Direction: Find every line containing the word "JSON" in the records below; report only how many there are.

Excerpted records:
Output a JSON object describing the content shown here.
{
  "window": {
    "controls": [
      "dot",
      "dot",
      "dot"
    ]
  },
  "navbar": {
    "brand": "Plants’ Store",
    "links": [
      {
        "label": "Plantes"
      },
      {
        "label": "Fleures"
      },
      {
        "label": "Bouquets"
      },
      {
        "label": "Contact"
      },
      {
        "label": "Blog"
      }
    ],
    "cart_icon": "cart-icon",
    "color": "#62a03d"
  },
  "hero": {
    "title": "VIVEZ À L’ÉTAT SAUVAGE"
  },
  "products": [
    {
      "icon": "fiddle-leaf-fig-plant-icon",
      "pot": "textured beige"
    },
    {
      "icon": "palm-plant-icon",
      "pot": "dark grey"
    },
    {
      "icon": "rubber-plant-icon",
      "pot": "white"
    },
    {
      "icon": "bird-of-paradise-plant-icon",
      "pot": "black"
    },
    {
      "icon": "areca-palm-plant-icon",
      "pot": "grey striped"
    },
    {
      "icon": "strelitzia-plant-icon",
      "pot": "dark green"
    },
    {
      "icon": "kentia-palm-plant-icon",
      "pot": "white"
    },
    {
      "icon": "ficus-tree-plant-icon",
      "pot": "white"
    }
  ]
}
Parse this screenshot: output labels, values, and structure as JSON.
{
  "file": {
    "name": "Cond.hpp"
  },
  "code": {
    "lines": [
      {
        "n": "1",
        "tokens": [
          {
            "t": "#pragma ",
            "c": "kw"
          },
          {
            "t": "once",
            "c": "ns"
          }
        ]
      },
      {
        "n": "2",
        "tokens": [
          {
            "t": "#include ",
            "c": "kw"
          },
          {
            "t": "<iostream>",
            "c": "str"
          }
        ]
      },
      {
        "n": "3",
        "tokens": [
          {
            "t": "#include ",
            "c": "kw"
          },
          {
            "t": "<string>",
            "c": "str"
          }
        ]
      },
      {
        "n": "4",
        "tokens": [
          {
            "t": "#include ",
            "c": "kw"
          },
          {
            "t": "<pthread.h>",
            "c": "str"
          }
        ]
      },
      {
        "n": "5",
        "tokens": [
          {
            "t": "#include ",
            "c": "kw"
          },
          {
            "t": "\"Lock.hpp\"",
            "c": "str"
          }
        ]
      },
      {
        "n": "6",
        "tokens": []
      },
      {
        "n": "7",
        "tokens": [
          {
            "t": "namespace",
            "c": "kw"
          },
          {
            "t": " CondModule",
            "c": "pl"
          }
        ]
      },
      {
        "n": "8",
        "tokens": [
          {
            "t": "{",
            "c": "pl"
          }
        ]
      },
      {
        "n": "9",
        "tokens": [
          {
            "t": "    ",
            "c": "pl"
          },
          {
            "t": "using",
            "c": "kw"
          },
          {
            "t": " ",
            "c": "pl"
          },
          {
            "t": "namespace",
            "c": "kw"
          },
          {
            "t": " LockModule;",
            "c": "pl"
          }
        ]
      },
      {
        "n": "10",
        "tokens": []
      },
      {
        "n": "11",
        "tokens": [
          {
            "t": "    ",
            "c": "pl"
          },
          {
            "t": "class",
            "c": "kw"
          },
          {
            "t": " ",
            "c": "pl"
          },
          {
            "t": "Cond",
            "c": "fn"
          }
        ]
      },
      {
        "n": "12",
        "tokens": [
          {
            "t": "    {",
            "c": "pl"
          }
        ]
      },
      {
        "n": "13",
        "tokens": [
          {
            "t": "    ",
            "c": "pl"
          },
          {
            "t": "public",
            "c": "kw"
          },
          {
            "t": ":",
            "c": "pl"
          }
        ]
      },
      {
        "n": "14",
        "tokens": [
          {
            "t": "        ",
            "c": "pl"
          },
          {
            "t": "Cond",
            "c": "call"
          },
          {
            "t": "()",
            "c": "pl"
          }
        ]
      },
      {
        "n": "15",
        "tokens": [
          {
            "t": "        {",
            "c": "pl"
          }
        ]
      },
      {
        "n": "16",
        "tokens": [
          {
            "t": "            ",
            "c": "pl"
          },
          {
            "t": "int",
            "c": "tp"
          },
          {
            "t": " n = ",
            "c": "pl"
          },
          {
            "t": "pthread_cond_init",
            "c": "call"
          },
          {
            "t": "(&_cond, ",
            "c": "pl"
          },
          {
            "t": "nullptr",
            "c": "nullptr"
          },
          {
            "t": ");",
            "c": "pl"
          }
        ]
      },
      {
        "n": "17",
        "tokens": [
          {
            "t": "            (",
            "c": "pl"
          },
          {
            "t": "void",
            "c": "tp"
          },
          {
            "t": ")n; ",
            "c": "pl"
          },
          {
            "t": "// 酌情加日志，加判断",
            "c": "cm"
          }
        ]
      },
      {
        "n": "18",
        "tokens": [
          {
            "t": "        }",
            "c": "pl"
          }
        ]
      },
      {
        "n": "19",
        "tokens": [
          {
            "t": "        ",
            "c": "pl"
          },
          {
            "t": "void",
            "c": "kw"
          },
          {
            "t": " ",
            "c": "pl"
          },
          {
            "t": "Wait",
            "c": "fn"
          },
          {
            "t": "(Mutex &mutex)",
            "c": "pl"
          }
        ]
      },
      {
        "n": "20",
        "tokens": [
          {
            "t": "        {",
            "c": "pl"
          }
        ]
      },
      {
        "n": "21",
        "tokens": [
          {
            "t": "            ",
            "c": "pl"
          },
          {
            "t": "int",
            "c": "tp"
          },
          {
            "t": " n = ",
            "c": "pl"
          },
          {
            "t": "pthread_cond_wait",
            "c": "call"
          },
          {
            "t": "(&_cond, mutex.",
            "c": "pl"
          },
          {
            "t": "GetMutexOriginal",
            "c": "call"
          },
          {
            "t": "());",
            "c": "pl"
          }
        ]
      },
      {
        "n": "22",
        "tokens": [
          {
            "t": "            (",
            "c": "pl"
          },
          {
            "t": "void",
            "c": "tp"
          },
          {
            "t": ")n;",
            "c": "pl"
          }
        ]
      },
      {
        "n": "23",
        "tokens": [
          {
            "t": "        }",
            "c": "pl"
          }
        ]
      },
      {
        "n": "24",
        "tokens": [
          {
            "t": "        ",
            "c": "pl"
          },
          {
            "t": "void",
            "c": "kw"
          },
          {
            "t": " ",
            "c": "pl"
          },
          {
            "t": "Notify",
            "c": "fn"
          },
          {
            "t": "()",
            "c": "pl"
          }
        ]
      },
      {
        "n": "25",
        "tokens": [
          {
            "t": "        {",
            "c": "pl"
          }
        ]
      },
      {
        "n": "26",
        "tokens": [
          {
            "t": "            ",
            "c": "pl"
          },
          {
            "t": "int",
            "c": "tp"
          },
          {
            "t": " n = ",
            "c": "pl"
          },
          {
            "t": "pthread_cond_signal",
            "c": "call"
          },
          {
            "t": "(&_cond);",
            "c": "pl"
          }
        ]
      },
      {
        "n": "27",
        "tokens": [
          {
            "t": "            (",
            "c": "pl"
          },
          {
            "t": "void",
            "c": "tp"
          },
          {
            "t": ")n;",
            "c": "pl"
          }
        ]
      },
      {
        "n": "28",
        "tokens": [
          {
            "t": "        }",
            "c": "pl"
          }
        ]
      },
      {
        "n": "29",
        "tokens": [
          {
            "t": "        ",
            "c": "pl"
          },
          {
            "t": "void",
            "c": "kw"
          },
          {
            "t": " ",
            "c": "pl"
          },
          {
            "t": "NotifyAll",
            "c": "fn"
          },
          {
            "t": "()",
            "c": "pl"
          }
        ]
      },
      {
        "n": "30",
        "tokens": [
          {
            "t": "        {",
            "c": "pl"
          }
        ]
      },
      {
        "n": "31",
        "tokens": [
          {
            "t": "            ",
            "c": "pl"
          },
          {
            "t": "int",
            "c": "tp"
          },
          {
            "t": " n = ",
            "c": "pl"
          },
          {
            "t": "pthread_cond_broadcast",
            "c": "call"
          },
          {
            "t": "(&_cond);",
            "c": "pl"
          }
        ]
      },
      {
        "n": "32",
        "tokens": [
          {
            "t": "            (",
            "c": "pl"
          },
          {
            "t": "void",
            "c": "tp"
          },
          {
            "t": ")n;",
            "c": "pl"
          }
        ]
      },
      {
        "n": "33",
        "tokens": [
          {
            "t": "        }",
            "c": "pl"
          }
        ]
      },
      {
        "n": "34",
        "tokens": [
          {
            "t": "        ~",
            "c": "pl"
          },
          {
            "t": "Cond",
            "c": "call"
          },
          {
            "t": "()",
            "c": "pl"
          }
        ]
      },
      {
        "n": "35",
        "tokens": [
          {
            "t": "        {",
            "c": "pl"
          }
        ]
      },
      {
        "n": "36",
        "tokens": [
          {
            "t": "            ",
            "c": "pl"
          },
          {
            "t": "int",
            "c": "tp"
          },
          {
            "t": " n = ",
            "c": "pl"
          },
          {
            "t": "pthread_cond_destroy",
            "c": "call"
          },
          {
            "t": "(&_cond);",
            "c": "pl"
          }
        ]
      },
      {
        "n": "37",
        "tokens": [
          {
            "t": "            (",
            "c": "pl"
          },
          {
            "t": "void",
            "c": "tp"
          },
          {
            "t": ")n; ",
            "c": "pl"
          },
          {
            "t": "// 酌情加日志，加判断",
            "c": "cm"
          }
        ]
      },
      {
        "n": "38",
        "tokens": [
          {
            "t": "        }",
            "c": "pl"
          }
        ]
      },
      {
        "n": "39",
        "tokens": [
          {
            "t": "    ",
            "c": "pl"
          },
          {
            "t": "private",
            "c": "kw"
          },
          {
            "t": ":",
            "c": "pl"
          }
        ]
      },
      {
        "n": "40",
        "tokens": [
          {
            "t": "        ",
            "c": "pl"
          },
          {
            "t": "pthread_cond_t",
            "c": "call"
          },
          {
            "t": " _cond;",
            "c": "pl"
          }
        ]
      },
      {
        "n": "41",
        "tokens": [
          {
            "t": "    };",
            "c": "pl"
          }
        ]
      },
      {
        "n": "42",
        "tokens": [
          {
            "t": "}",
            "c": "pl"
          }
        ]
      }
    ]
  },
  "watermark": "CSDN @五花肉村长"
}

Full response: 2